Extracted data entries:

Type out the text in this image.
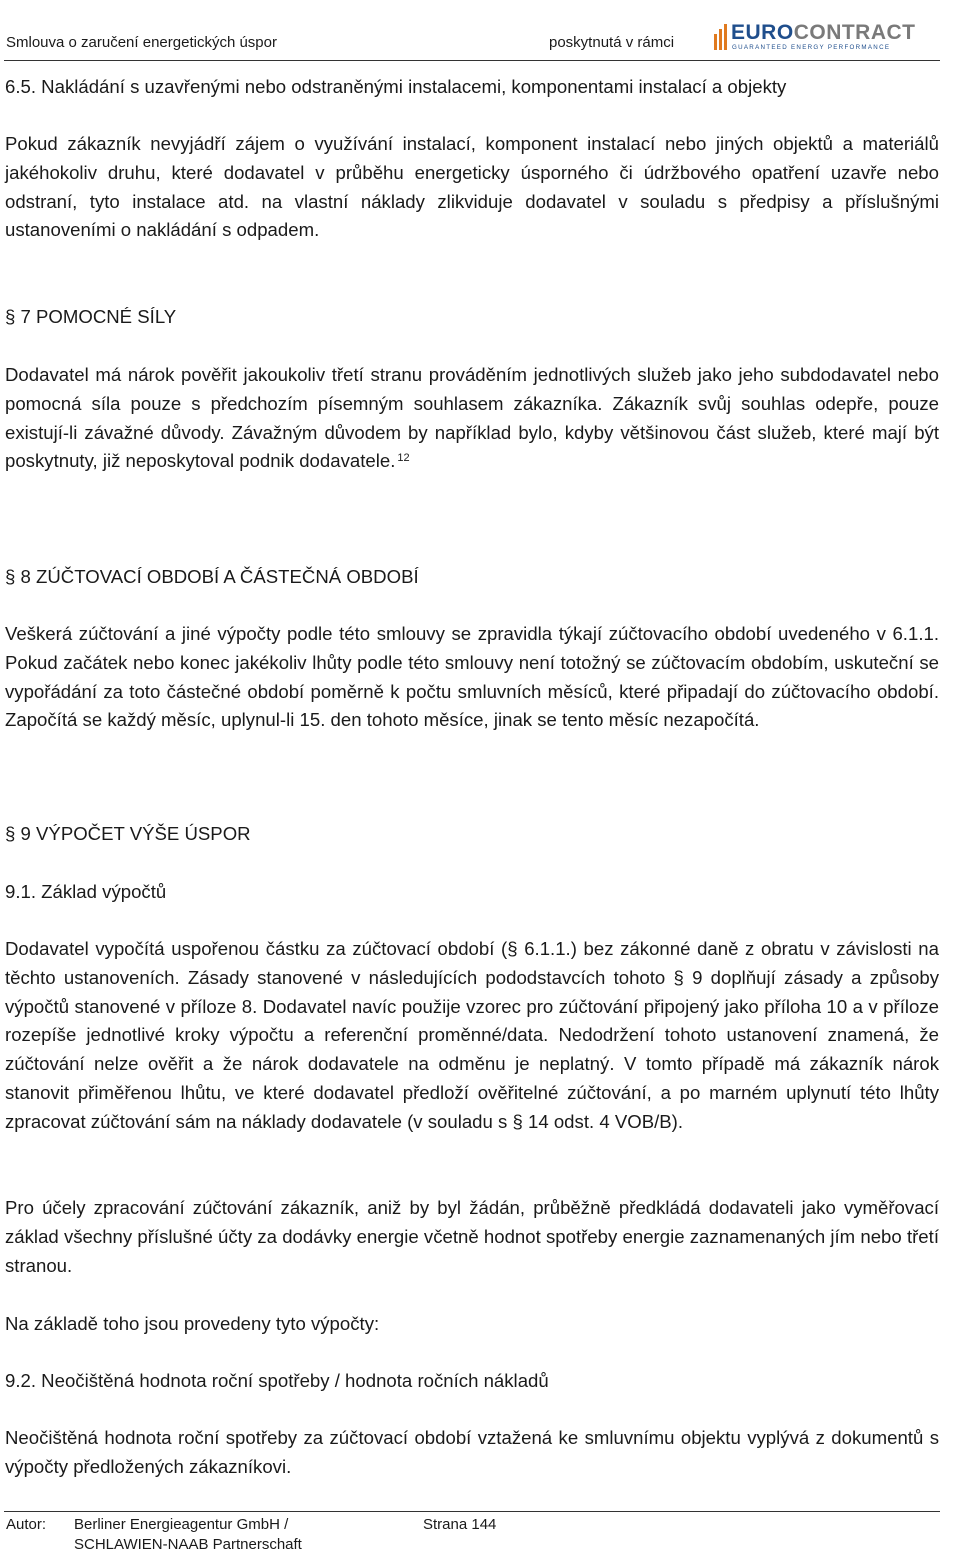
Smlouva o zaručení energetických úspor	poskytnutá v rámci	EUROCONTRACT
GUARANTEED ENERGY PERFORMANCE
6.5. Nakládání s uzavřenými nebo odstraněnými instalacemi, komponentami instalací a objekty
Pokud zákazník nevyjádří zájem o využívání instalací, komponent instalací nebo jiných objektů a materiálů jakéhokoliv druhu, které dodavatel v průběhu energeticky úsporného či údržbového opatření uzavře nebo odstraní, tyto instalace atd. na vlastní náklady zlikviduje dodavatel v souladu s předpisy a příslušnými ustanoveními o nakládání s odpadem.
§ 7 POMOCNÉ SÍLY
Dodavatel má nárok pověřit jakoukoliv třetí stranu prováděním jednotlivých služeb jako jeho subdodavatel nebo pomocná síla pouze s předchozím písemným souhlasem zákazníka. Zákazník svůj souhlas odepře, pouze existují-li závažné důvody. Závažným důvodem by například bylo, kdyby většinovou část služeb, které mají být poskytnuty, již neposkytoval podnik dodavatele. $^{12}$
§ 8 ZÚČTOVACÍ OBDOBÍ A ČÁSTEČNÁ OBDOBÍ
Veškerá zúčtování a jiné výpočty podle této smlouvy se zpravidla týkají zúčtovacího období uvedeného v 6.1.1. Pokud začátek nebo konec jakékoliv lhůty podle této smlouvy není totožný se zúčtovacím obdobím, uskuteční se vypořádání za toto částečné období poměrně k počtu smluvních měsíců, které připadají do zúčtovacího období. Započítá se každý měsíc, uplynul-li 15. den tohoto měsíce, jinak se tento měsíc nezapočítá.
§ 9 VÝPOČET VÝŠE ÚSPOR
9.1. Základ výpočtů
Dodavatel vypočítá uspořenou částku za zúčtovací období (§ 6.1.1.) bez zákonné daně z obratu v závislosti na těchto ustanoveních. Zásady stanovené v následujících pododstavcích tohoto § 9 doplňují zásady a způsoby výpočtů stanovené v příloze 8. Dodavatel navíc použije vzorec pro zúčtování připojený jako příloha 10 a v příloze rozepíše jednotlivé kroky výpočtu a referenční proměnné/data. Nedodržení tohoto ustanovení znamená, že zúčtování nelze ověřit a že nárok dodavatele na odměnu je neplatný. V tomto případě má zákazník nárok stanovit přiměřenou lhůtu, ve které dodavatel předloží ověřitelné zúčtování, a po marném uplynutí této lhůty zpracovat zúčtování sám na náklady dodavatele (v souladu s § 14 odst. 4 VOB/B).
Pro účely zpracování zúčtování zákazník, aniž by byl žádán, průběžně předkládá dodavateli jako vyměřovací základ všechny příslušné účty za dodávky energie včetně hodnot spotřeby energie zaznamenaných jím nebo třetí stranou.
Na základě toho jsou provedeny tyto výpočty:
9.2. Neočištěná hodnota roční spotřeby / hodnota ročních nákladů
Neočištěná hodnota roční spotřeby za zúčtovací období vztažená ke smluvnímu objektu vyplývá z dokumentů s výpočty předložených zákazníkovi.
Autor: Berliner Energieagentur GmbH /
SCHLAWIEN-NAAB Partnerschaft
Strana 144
==
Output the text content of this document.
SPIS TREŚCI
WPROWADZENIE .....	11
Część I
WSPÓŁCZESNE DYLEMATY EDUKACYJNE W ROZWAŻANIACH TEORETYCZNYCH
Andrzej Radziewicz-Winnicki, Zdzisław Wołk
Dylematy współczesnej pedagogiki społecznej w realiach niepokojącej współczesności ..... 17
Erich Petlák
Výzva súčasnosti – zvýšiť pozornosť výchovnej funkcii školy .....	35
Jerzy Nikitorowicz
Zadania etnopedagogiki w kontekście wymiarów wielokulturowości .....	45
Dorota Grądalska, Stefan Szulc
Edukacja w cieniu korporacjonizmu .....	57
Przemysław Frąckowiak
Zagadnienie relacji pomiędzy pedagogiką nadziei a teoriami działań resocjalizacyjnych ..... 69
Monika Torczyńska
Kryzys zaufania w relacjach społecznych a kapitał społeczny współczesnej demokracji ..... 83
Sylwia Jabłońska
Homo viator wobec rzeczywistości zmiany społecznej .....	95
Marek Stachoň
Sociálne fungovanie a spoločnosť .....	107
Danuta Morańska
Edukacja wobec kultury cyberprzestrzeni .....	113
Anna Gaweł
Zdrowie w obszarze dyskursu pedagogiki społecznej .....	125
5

WHAT THIS TASK INVOLVES: Collect from the data above every line that includes "text".

RESULT OF THE EXERCISE:
Type out the text in this image.
Output the text content of this document.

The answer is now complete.